# [EXERCISE PROMPT]
Repeat all of the material below exactly as written, images excluded.

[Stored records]
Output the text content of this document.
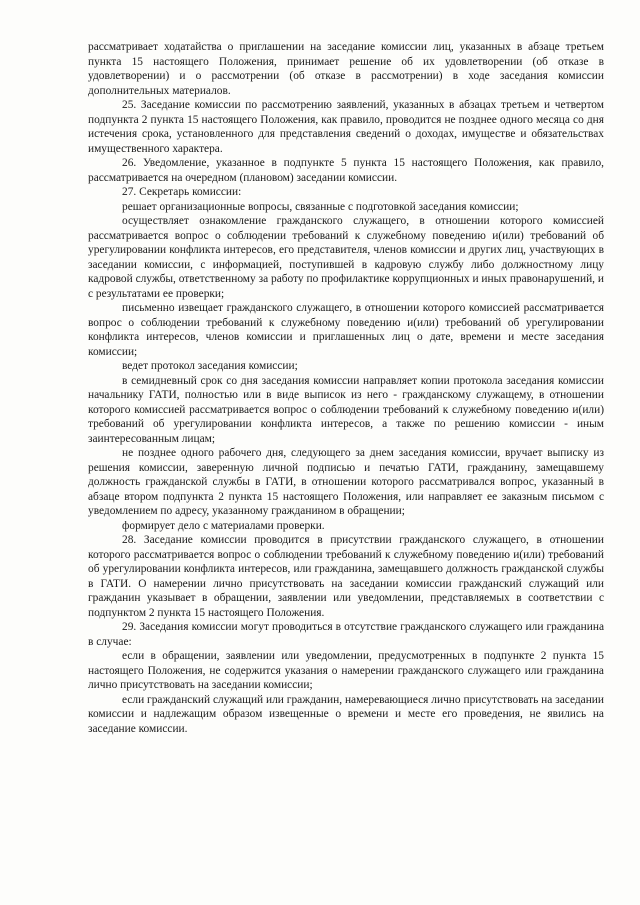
рассматривает ходатайства о приглашении на заседание комиссии лиц, указанных в абзаце третьем пункта 15 настоящего Положения, принимает решение об их удовлетворении (об отказе в удовлетворении) и о рассмотрении (об отказе в рассмотрении) в ходе заседания комиссии дополнительных материалов.

25. Заседание комиссии по рассмотрению заявлений, указанных в абзацах третьем и четвертом подпункта 2 пункта 15 настоящего Положения, как правило, проводится не позднее одного месяца со дня истечения срока, установленного для представления сведений о доходах, имуществе и обязательствах имущественного характера.

26. Уведомление, указанное в подпункте 5 пункта 15 настоящего Положения, как правило, рассматривается на очередном (плановом) заседании комиссии.

27. Секретарь комиссии:

решает организационные вопросы, связанные с подготовкой заседания комиссии;

осуществляет ознакомление гражданского служащего, в отношении которого комиссией рассматривается вопрос о соблюдении требований к служебному поведению и(или) требований об урегулировании конфликта интересов, его представителя, членов комиссии и других лиц, участвующих в заседании комиссии, с информацией, поступившей в кадровую службу либо должностному лицу кадровой службы, ответственному за работу по профилактике коррупционных и иных правонарушений, и с результатами ее проверки;

письменно извещает гражданского служащего, в отношении которого комиссией рассматривается вопрос о соблюдении требований к служебному поведению и(или) требований об урегулировании конфликта интересов, членов комиссии и приглашенных лиц о дате, времени и месте заседания комиссии;

ведет протокол заседания комиссии;

в семидневный срок со дня заседания комиссии направляет копии протокола заседания комиссии начальнику ГАТИ, полностью или в виде выписок из него - гражданскому служащему, в отношении которого комиссией рассматривается вопрос о соблюдении требований к служебному поведению и(или) требований об урегулировании конфликта интересов, а также по решению комиссии - иным заинтересованным лицам;

не позднее одного рабочего дня, следующего за днем заседания комиссии, вручает выписку из решения комиссии, заверенную личной подписью и печатью ГАТИ, гражданину, замещавшему должность гражданской службы в ГАТИ, в отношении которого рассматривался вопрос, указанный в абзаце втором подпункта 2 пункта 15 настоящего Положения, или направляет ее заказным письмом с уведомлением по адресу, указанному гражданином в обращении;

формирует дело с материалами проверки.

28. Заседание комиссии проводится в присутствии гражданского служащего, в отношении которого рассматривается вопрос о соблюдении требований к служебному поведению и(или) требований об урегулировании конфликта интересов, или гражданина, замещавшего должность гражданской службы в ГАТИ. О намерении лично присутствовать на заседании комиссии гражданский служащий или гражданин указывает в обращении, заявлении или уведомлении, представляемых в соответствии с подпунктом 2 пункта 15 настоящего Положения.

29. Заседания комиссии могут проводиться в отсутствие гражданского служащего или гражданина в случае:

если в обращении, заявлении или уведомлении, предусмотренных в подпункте 2 пункта 15 настоящего Положения, не содержится указания о намерении гражданского служащего или гражданина лично присутствовать на заседании комиссии;

если гражданский служащий или гражданин, намеревающиеся лично присутствовать на заседании комиссии и надлежащим образом извещенные о времени и месте его проведения, не явились на заседание комиссии.
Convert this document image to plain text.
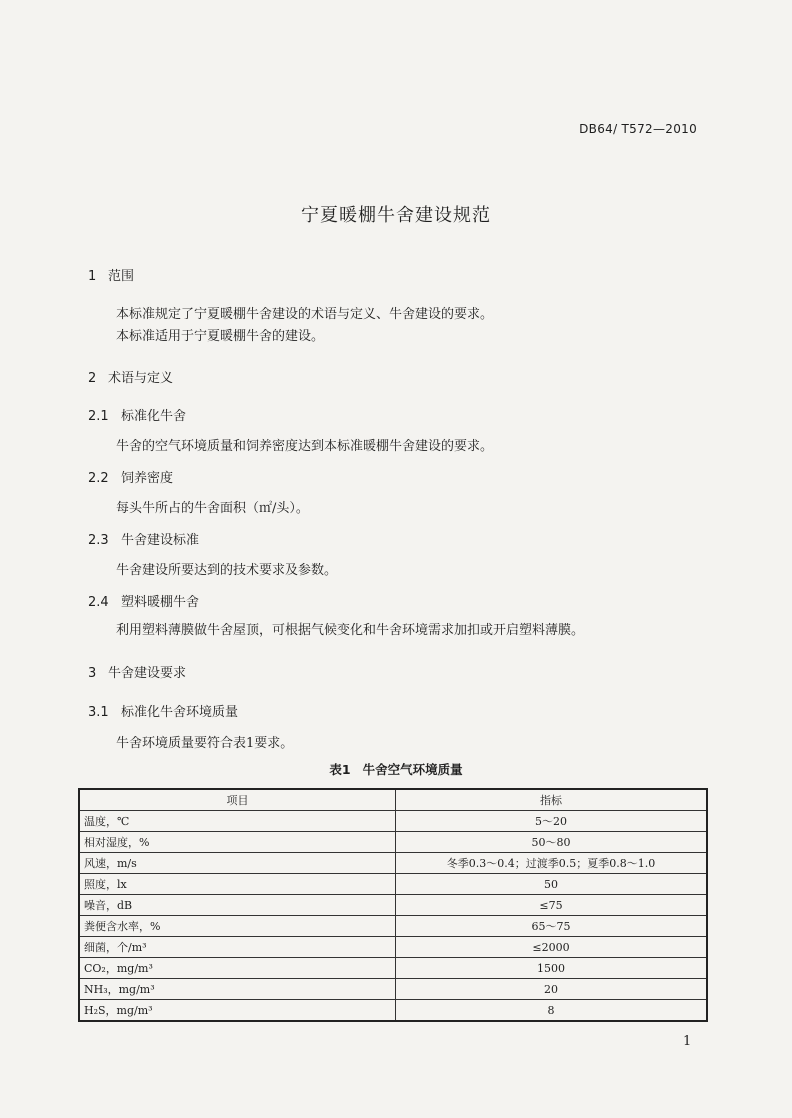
DB64/ T572—2010
宁夏暖棚牛舍建设规范
1 范围
本标准规定了宁夏暖棚牛舍建设的术语与定义、牛舍建设的要求。
本标准适用于宁夏暖棚牛舍的建设。
2 术语与定义
2.1 标准化牛舍
牛舍的空气环境质量和饲养密度达到本标准暖棚牛舍建设的要求。
2.2 饲养密度
每头牛所占的牛舍面积（㎡/头）。
2.3 牛舍建设标准
牛舍建设所要达到的技术要求及参数。
2.4 塑料暖棚牛舍
利用塑料薄膜做牛舍屋顶，可根据气候变化和牛舍环境需求加扣或开启塑料薄膜。
3 牛舍建设要求
3.1 标准化牛舍环境质量
牛舍环境质量要符合表1要求。
表1 牛舍空气环境质量
项目	指标
温度，℃	5～20
相对湿度，%	50～80
风速，m/s	冬季0.3～0.4；过渡季0.5；夏季0.8～1.0
照度，lx	50
噪音，dB	≤75
粪便含水率，%	65～75
细菌，个/m³	≤2000
CO₂，mg/m³	1500
NH₃，mg/m³	20
H₂S，mg/m³	8
1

# [RESPONSE TO THIS EXERCISE]
Output the text content of this document.
рассматривает ходатайства о приглашении на заседание комиссии лиц, указанных в абзаце третьем пункта 15 настоящего Положения, принимает решение об их удовлетворении (об отказе в удовлетворении) и о рассмотрении (об отказе в рассмотрении) в ходе заседания комиссии дополнительных материалов.

25. Заседание комиссии по рассмотрению заявлений, указанных в абзацах третьем и четвертом подпункта 2 пункта 15 настоящего Положения, как правило, проводится не позднее одного месяца со дня истечения срока, установленного для представления сведений о доходах, имуществе и обязательствах имущественного характера.

26. Уведомление, указанное в подпункте 5 пункта 15 настоящего Положения, как правило, рассматривается на очередном (плановом) заседании комиссии.

27. Секретарь комиссии:

решает организационные вопросы, связанные с подготовкой заседания комиссии;

осуществляет ознакомление гражданского служащего, в отношении которого комиссией рассматривается вопрос о соблюдении требований к служебному поведению и(или) требований об урегулировании конфликта интересов, его представителя, членов комиссии и других лиц, участвующих в заседании комиссии, с информацией, поступившей в кадровую службу либо должностному лицу кадровой службы, ответственному за работу по профилактике коррупционных и иных правонарушений, и с результатами ее проверки;

письменно извещает гражданского служащего, в отношении которого комиссией рассматривается вопрос о соблюдении требований к служебному поведению и(или) требований об урегулировании конфликта интересов, членов комиссии и приглашенных лиц о дате, времени и месте заседания комиссии;

ведет протокол заседания комиссии;

в семидневный срок со дня заседания комиссии направляет копии протокола заседания комиссии начальнику ГАТИ, полностью или в виде выписок из него - гражданскому служащему, в отношении которого комиссией рассматривается вопрос о соблюдении требований к служебному поведению и(или) требований об урегулировании конфликта интересов, а также по решению комиссии - иным заинтересованным лицам;

не позднее одного рабочего дня, следующего за днем заседания комиссии, вручает выписку из решения комиссии, заверенную личной подписью и печатью ГАТИ, гражданину, замещавшему должность гражданской службы в ГАТИ, в отношении которого рассматривался вопрос, указанный в абзаце втором подпункта 2 пункта 15 настоящего Положения, или направляет ее заказным письмом с уведомлением по адресу, указанному гражданином в обращении;

формирует дело с материалами проверки.

28. Заседание комиссии проводится в присутствии гражданского служащего, в отношении которого рассматривается вопрос о соблюдении требований к служебному поведению и(или) требований об урегулировании конфликта интересов, или гражданина, замещавшего должность гражданской службы в ГАТИ. О намерении лично присутствовать на заседании комиссии гражданский служащий или гражданин указывает в обращении, заявлении или уведомлении, представляемых в соответствии с подпунктом 2 пункта 15 настоящего Положения.

29. Заседания комиссии могут проводиться в отсутствие гражданского служащего или гражданина в случае:

если в обращении, заявлении или уведомлении, предусмотренных в подпункте 2 пункта 15 настоящего Положения, не содержится указания о намерении гражданского служащего или гражданина лично присутствовать на заседании комиссии;

если гражданский служащий или гражданин, намеревающиеся лично присутствовать на заседании комиссии и надлежащим образом извещенные о времени и месте его проведения, не явились на заседание комиссии.
Convert this document image to plain text.
DB64/ T572—2010
宁夏暖棚牛舍建设规范
1 范围
本标准规定了宁夏暖棚牛舍建设的术语与定义、牛舍建设的要求。
本标准适用于宁夏暖棚牛舍的建设。
2 术语与定义
2.1 标准化牛舍
牛舍的空气环境质量和饲养密度达到本标准暖棚牛舍建设的要求。
2.2 饲养密度
每头牛所占的牛舍面积（㎡/头）。
2.3 牛舍建设标准
牛舍建设所要达到的技术要求及参数。
2.4 塑料暖棚牛舍
利用塑料薄膜做牛舍屋顶，可根据气候变化和牛舍环境需求加扣或开启塑料薄膜。
3 牛舍建设要求
3.1 标准化牛舍环境质量
牛舍环境质量要符合表1要求。
表1 牛舍空气环境质量
项目	指标
温度，℃	5～20
相对湿度，%	50～80
风速，m/s	冬季0.3～0.4；过渡季0.5；夏季0.8～1.0
照度，lx	50
噪音，dB	≤75
粪便含水率，%	65～75
细菌，个/m³	≤2000
CO₂，mg/m³	1500
NH₃，mg/m³	20
H₂S，mg/m³	8
1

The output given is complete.